• SET TASK
Write the entries below out again exactly; any picture in them stays out.

• DATA PROVIDED
========
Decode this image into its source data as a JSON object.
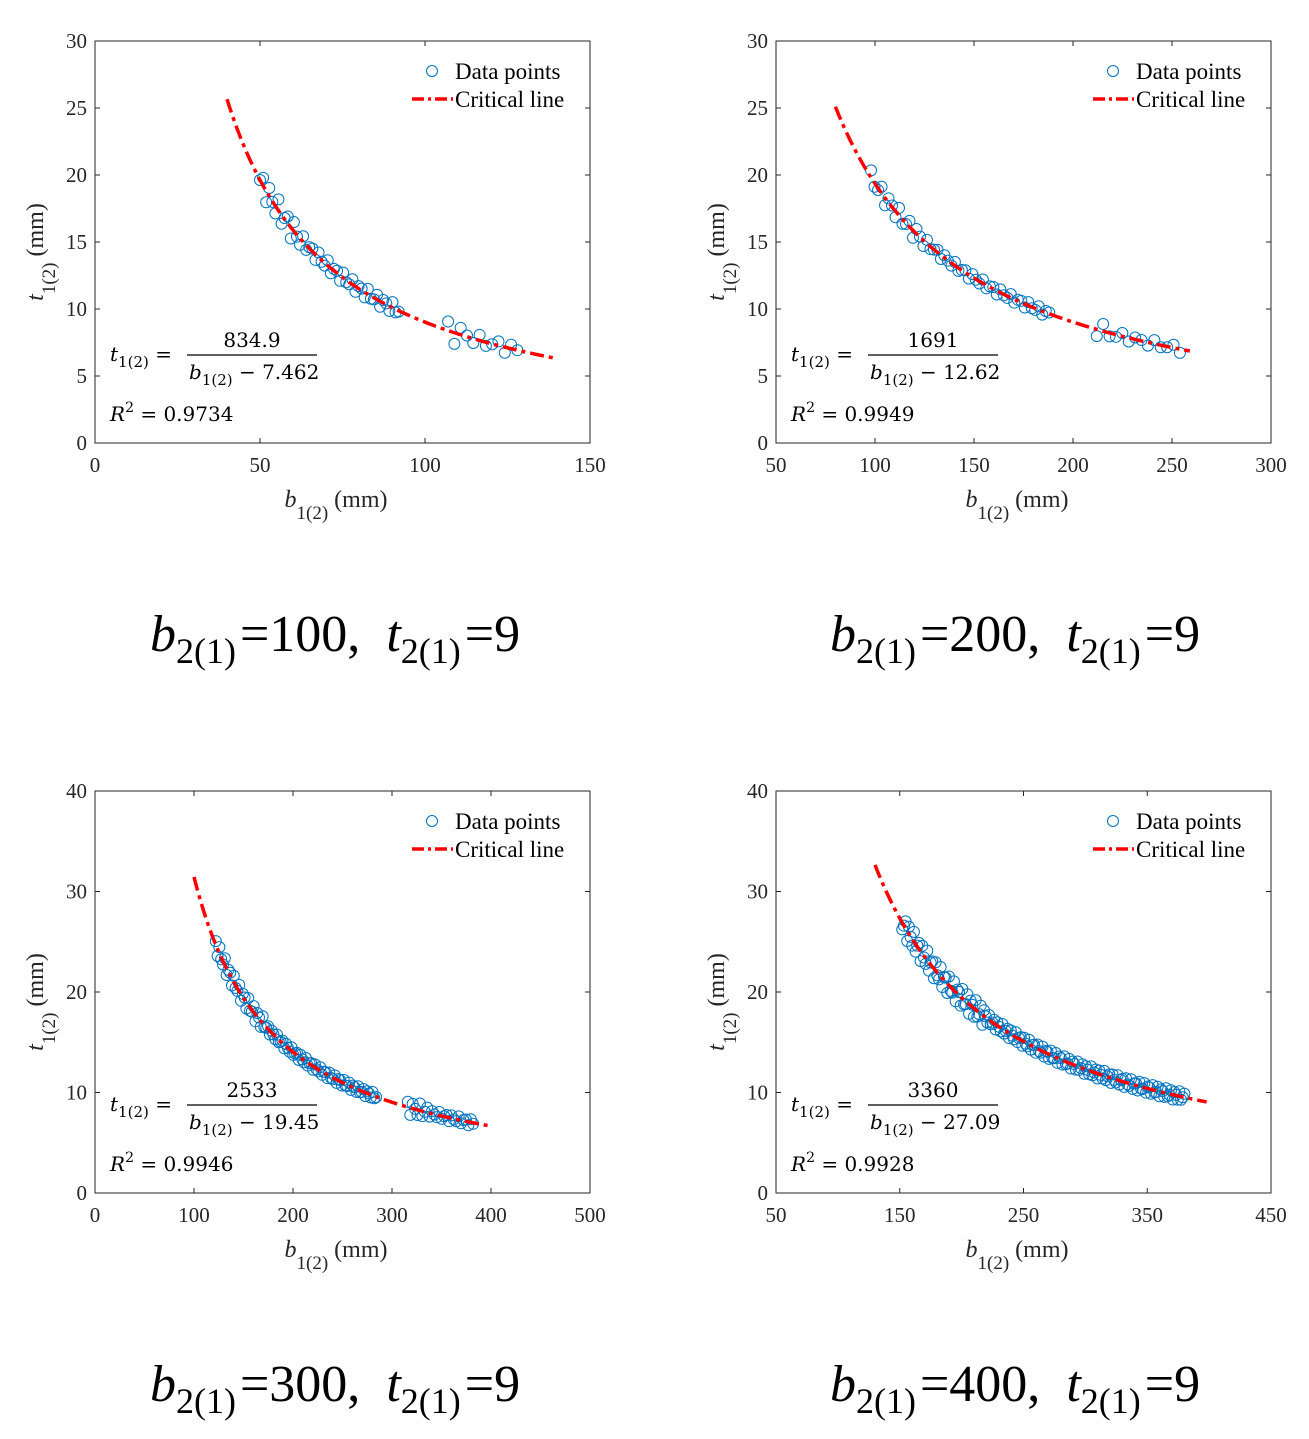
{
  "chart_data": [
    {
      "type": "scatter",
      "xlim": [
        0,
        150
      ],
      "xticks": [
        0,
        50,
        100,
        150
      ],
      "ylim": [
        0,
        30
      ],
      "yticks": [
        0,
        5,
        10,
        15,
        20,
        25,
        30
      ],
      "xlabel": "b",
      "xlabel_sub": "1(2)",
      "xlabel_unit": " (mm)",
      "ylabel": "t",
      "ylabel_sub": "1(2)",
      "ylabel_unit": " (mm)",
      "legend": [
        "Data points",
        "Critical line"
      ],
      "fit": {
        "a": 834.9,
        "b": 7.462,
        "x_range": [
          40,
          139
        ]
      },
      "equation": {
        "lhs": "t",
        "lhs_sub": "1(2)",
        "eq": " =",
        "numerator": "834.9",
        "den_var": "b",
        "den_sub": "1(2)",
        "den_rest": " − 7.462"
      },
      "r2": {
        "label": "R",
        "sup": "2",
        "value": " = 0.9734"
      },
      "points": {
        "segments": [
          {
            "x_range": [
              50,
              92
            ],
            "count": 46
          },
          {
            "x_range": [
              107,
              128
            ],
            "count": 12
          }
        ],
        "scatter": 0.6
      },
      "caption": {
        "b_var": "b",
        "b_sub": "2(1)",
        "b_val": "=100,",
        "t_var": "t",
        "t_sub": "2(1)",
        "t_val": "=9"
      }
    },
    {
      "type": "scatter",
      "xlim": [
        50,
        300
      ],
      "xticks": [
        50,
        100,
        150,
        200,
        250,
        300
      ],
      "ylim": [
        0,
        30
      ],
      "yticks": [
        0,
        5,
        10,
        15,
        20,
        25,
        30
      ],
      "xlabel": "b",
      "xlabel_sub": "1(2)",
      "xlabel_unit": " (mm)",
      "ylabel": "t",
      "ylabel_sub": "1(2)",
      "ylabel_unit": " (mm)",
      "legend": [
        "Data points",
        "Critical line"
      ],
      "fit": {
        "a": 1691,
        "b": 12.62,
        "x_range": [
          80,
          259
        ]
      },
      "equation": {
        "lhs": "t",
        "lhs_sub": "1(2)",
        "eq": " =",
        "numerator": "1691",
        "den_var": "b",
        "den_sub": "1(2)",
        "den_rest": " − 12.62"
      },
      "r2": {
        "label": "R",
        "sup": "2",
        "value": " = 0.9949"
      },
      "points": {
        "segments": [
          {
            "x_range": [
              98,
              188
            ],
            "count": 52
          },
          {
            "x_range": [
              212,
              254
            ],
            "count": 14
          }
        ],
        "scatter": 0.4
      },
      "caption": {
        "b_var": "b",
        "b_sub": "2(1)",
        "b_val": "=200,",
        "t_var": "t",
        "t_sub": "2(1)",
        "t_val": "=9"
      }
    },
    {
      "type": "scatter",
      "xlim": [
        0,
        500
      ],
      "xticks": [
        0,
        100,
        200,
        300,
        400,
        500
      ],
      "ylim": [
        0,
        40
      ],
      "yticks": [
        0,
        10,
        20,
        30,
        40
      ],
      "xlabel": "b",
      "xlabel_sub": "1(2)",
      "xlabel_unit": " (mm)",
      "ylabel": "t",
      "ylabel_sub": "1(2)",
      "ylabel_unit": " (mm)",
      "legend": [
        "Data points",
        "Critical line"
      ],
      "fit": {
        "a": 2533,
        "b": 19.45,
        "x_range": [
          100,
          398
        ]
      },
      "equation": {
        "lhs": "t",
        "lhs_sub": "1(2)",
        "eq": " =",
        "numerator": "2533",
        "den_var": "b",
        "den_sub": "1(2)",
        "den_rest": " − 19.45"
      },
      "r2": {
        "label": "R",
        "sup": "2",
        "value": " = 0.9946"
      },
      "points": {
        "segments": [
          {
            "x_range": [
              122,
              284
            ],
            "count": 90
          },
          {
            "x_range": [
              316,
              382
            ],
            "count": 28
          }
        ],
        "scatter": 0.5
      },
      "caption": {
        "b_var": "b",
        "b_sub": "2(1)",
        "b_val": "=300,",
        "t_var": "t",
        "t_sub": "2(1)",
        "t_val": "=9"
      }
    },
    {
      "type": "scatter",
      "xlim": [
        50,
        450
      ],
      "xticks": [
        50,
        150,
        250,
        350,
        450
      ],
      "ylim": [
        0,
        40
      ],
      "yticks": [
        0,
        10,
        20,
        30,
        40
      ],
      "xlabel": "b",
      "xlabel_sub": "1(2)",
      "xlabel_unit": " (mm)",
      "ylabel": "t",
      "ylabel_sub": "1(2)",
      "ylabel_unit": " (mm)",
      "legend": [
        "Data points",
        "Critical line"
      ],
      "fit": {
        "a": 3360,
        "b": 27.09,
        "x_range": [
          130,
          398
        ]
      },
      "equation": {
        "lhs": "t",
        "lhs_sub": "1(2)",
        "eq": " =",
        "numerator": "3360",
        "den_var": "b",
        "den_sub": "1(2)",
        "den_rest": " − 27.09"
      },
      "r2": {
        "label": "R",
        "sup": "2",
        "value": " = 0.9928"
      },
      "points": {
        "segments": [
          {
            "x_range": [
              152,
              380
            ],
            "count": 170
          }
        ],
        "scatter": 0.7
      },
      "caption": {
        "b_var": "b",
        "b_sub": "2(1)",
        "b_val": "=400,",
        "t_var": "t",
        "t_sub": "2(1)",
        "t_val": "=9"
      }
    }
  ],
  "colors": {
    "points": "#0072BD",
    "line": "#FF0000",
    "axis": "#262626"
  }
}
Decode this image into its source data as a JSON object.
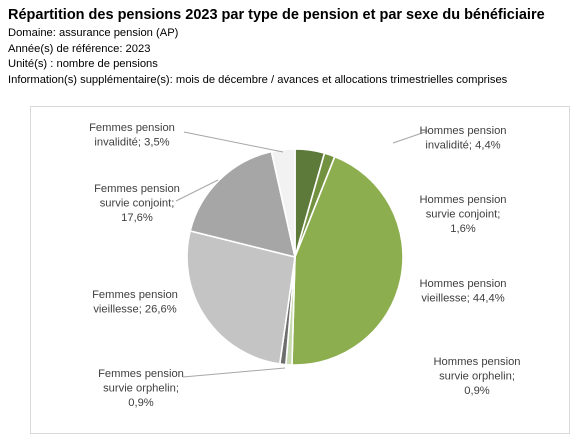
{
  "header": {
    "title": "Répartition des pensions 2023 par type de pension et par sexe du bénéficiaire",
    "lines": [
      "Domaine: assurance pension (AP)",
      "Année(s) de référence: 2023",
      "Unité(s) : nombre de pensions",
      "Information(s) supplémentaire(s): mois de décembre / avances et allocations trimestrielles comprises"
    ]
  },
  "chart_data": {
    "type": "pie",
    "title": "Répartition des pensions 2023 par type de pension et par sexe du bénéficiaire",
    "unit": "nombre de pensions",
    "start_angle_deg": 0,
    "direction": "clockwise",
    "slices": [
      {
        "label_lines": [
          "Hommes pension",
          "invalidité; 4,4%"
        ],
        "value": 4.4,
        "color": "#5e7a3a"
      },
      {
        "label_lines": [
          "Hommes pension",
          "survie conjoint;",
          "1,6%"
        ],
        "value": 1.6,
        "color": "#73923f"
      },
      {
        "label_lines": [
          "Hommes pension",
          "vieillesse; 44,4%"
        ],
        "value": 44.4,
        "color": "#8cae4e"
      },
      {
        "label_lines": [
          "Hommes pension",
          "survie orphelin;",
          "0,9%"
        ],
        "value": 0.9,
        "color": "#c8dbb0"
      },
      {
        "label_lines": [
          "Femmes pension",
          "survie orphelin;",
          "0,9%"
        ],
        "value": 0.9,
        "color": "#6e6e6e"
      },
      {
        "label_lines": [
          "Femmes pension",
          "vieillesse; 26,6%"
        ],
        "value": 26.6,
        "color": "#c4c4c4"
      },
      {
        "label_lines": [
          "Femmes pension",
          "survie conjoint;",
          "17,6%"
        ],
        "value": 17.6,
        "color": "#a6a6a6"
      },
      {
        "label_lines": [
          "Femmes pension",
          "invalidité; 3,5%"
        ],
        "value": 3.5,
        "color": "#f2f2f2"
      }
    ],
    "colors": {
      "leader": "#a6a6a6",
      "label_text": "#404040",
      "frame_border": "#d9d9d9"
    }
  }
}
========
• REPLY
Decode this image into its source data as a JSON object.
{
  "chart_data": [
    {
      "type": "scatter",
      "xlim": [
        0,
        150
      ],
      "xticks": [
        0,
        50,
        100,
        150
      ],
      "ylim": [
        0,
        30
      ],
      "yticks": [
        0,
        5,
        10,
        15,
        20,
        25,
        30
      ],
      "xlabel": "b",
      "xlabel_sub": "1(2)",
      "xlabel_unit": " (mm)",
      "ylabel": "t",
      "ylabel_sub": "1(2)",
      "ylabel_unit": " (mm)",
      "legend": [
        "Data points",
        "Critical line"
      ],
      "fit": {
        "a": 834.9,
        "b": 7.462,
        "x_range": [
          40,
          139
        ]
      },
      "equation": {
        "lhs": "t",
        "lhs_sub": "1(2)",
        "eq": " =",
        "numerator": "834.9",
        "den_var": "b",
        "den_sub": "1(2)",
        "den_rest": " − 7.462"
      },
      "r2": {
        "label": "R",
        "sup": "2",
        "value": " = 0.9734"
      },
      "points": {
        "segments": [
          {
            "x_range": [
              50,
              92
            ],
            "count": 46
          },
          {
            "x_range": [
              107,
              128
            ],
            "count": 12
          }
        ],
        "scatter": 0.6
      },
      "caption": {
        "b_var": "b",
        "b_sub": "2(1)",
        "b_val": "=100,",
        "t_var": "t",
        "t_sub": "2(1)",
        "t_val": "=9"
      }
    },
    {
      "type": "scatter",
      "xlim": [
        50,
        300
      ],
      "xticks": [
        50,
        100,
        150,
        200,
        250,
        300
      ],
      "ylim": [
        0,
        30
      ],
      "yticks": [
        0,
        5,
        10,
        15,
        20,
        25,
        30
      ],
      "xlabel": "b",
      "xlabel_sub": "1(2)",
      "xlabel_unit": " (mm)",
      "ylabel": "t",
      "ylabel_sub": "1(2)",
      "ylabel_unit": " (mm)",
      "legend": [
        "Data points",
        "Critical line"
      ],
      "fit": {
        "a": 1691,
        "b": 12.62,
        "x_range": [
          80,
          259
        ]
      },
      "equation": {
        "lhs": "t",
        "lhs_sub": "1(2)",
        "eq": " =",
        "numerator": "1691",
        "den_var": "b",
        "den_sub": "1(2)",
        "den_rest": " − 12.62"
      },
      "r2": {
        "label": "R",
        "sup": "2",
        "value": " = 0.9949"
      },
      "points": {
        "segments": [
          {
            "x_range": [
              98,
              188
            ],
            "count": 52
          },
          {
            "x_range": [
              212,
              254
            ],
            "count": 14
          }
        ],
        "scatter": 0.4
      },
      "caption": {
        "b_var": "b",
        "b_sub": "2(1)",
        "b_val": "=200,",
        "t_var": "t",
        "t_sub": "2(1)",
        "t_val": "=9"
      }
    },
    {
      "type": "scatter",
      "xlim": [
        0,
        500
      ],
      "xticks": [
        0,
        100,
        200,
        300,
        400,
        500
      ],
      "ylim": [
        0,
        40
      ],
      "yticks": [
        0,
        10,
        20,
        30,
        40
      ],
      "xlabel": "b",
      "xlabel_sub": "1(2)",
      "xlabel_unit": " (mm)",
      "ylabel": "t",
      "ylabel_sub": "1(2)",
      "ylabel_unit": " (mm)",
      "legend": [
        "Data points",
        "Critical line"
      ],
      "fit": {
        "a": 2533,
        "b": 19.45,
        "x_range": [
          100,
          398
        ]
      },
      "equation": {
        "lhs": "t",
        "lhs_sub": "1(2)",
        "eq": " =",
        "numerator": "2533",
        "den_var": "b",
        "den_sub": "1(2)",
        "den_rest": " − 19.45"
      },
      "r2": {
        "label": "R",
        "sup": "2",
        "value": " = 0.9946"
      },
      "points": {
        "segments": [
          {
            "x_range": [
              122,
              284
            ],
            "count": 90
          },
          {
            "x_range": [
              316,
              382
            ],
            "count": 28
          }
        ],
        "scatter": 0.5
      },
      "caption": {
        "b_var": "b",
        "b_sub": "2(1)",
        "b_val": "=300,",
        "t_var": "t",
        "t_sub": "2(1)",
        "t_val": "=9"
      }
    },
    {
      "type": "scatter",
      "xlim": [
        50,
        450
      ],
      "xticks": [
        50,
        150,
        250,
        350,
        450
      ],
      "ylim": [
        0,
        40
      ],
      "yticks": [
        0,
        10,
        20,
        30,
        40
      ],
      "xlabel": "b",
      "xlabel_sub": "1(2)",
      "xlabel_unit": " (mm)",
      "ylabel": "t",
      "ylabel_sub": "1(2)",
      "ylabel_unit": " (mm)",
      "legend": [
        "Data points",
        "Critical line"
      ],
      "fit": {
        "a": 3360,
        "b": 27.09,
        "x_range": [
          130,
          398
        ]
      },
      "equation": {
        "lhs": "t",
        "lhs_sub": "1(2)",
        "eq": " =",
        "numerator": "3360",
        "den_var": "b",
        "den_sub": "1(2)",
        "den_rest": " − 27.09"
      },
      "r2": {
        "label": "R",
        "sup": "2",
        "value": " = 0.9928"
      },
      "points": {
        "segments": [
          {
            "x_range": [
              152,
              380
            ],
            "count": 170
          }
        ],
        "scatter": 0.7
      },
      "caption": {
        "b_var": "b",
        "b_sub": "2(1)",
        "b_val": "=400,",
        "t_var": "t",
        "t_sub": "2(1)",
        "t_val": "=9"
      }
    }
  ],
  "colors": {
    "points": "#0072BD",
    "line": "#FF0000",
    "axis": "#262626"
  }
}
Decode this image into its source data as a JSON object.
{
  "header": {
    "title": "Répartition des pensions 2023 par type de pension et par sexe du bénéficiaire",
    "lines": [
      "Domaine: assurance pension (AP)",
      "Année(s) de référence: 2023",
      "Unité(s) : nombre de pensions",
      "Information(s) supplémentaire(s): mois de décembre / avances et allocations trimestrielles comprises"
    ]
  },
  "chart_data": {
    "type": "pie",
    "title": "Répartition des pensions 2023 par type de pension et par sexe du bénéficiaire",
    "unit": "nombre de pensions",
    "start_angle_deg": 0,
    "direction": "clockwise",
    "slices": [
      {
        "label_lines": [
          "Hommes pension",
          "invalidité; 4,4%"
        ],
        "value": 4.4,
        "color": "#5e7a3a"
      },
      {
        "label_lines": [
          "Hommes pension",
          "survie conjoint;",
          "1,6%"
        ],
        "value": 1.6,
        "color": "#73923f"
      },
      {
        "label_lines": [
          "Hommes pension",
          "vieillesse; 44,4%"
        ],
        "value": 44.4,
        "color": "#8cae4e"
      },
      {
        "label_lines": [
          "Hommes pension",
          "survie orphelin;",
          "0,9%"
        ],
        "value": 0.9,
        "color": "#c8dbb0"
      },
      {
        "label_lines": [
          "Femmes pension",
          "survie orphelin;",
          "0,9%"
        ],
        "value": 0.9,
        "color": "#6e6e6e"
      },
      {
        "label_lines": [
          "Femmes pension",
          "vieillesse; 26,6%"
        ],
        "value": 26.6,
        "color": "#c4c4c4"
      },
      {
        "label_lines": [
          "Femmes pension",
          "survie conjoint;",
          "17,6%"
        ],
        "value": 17.6,
        "color": "#a6a6a6"
      },
      {
        "label_lines": [
          "Femmes pension",
          "invalidité; 3,5%"
        ],
        "value": 3.5,
        "color": "#f2f2f2"
      }
    ],
    "colors": {
      "leader": "#a6a6a6",
      "label_text": "#404040",
      "frame_border": "#d9d9d9"
    }
  }
}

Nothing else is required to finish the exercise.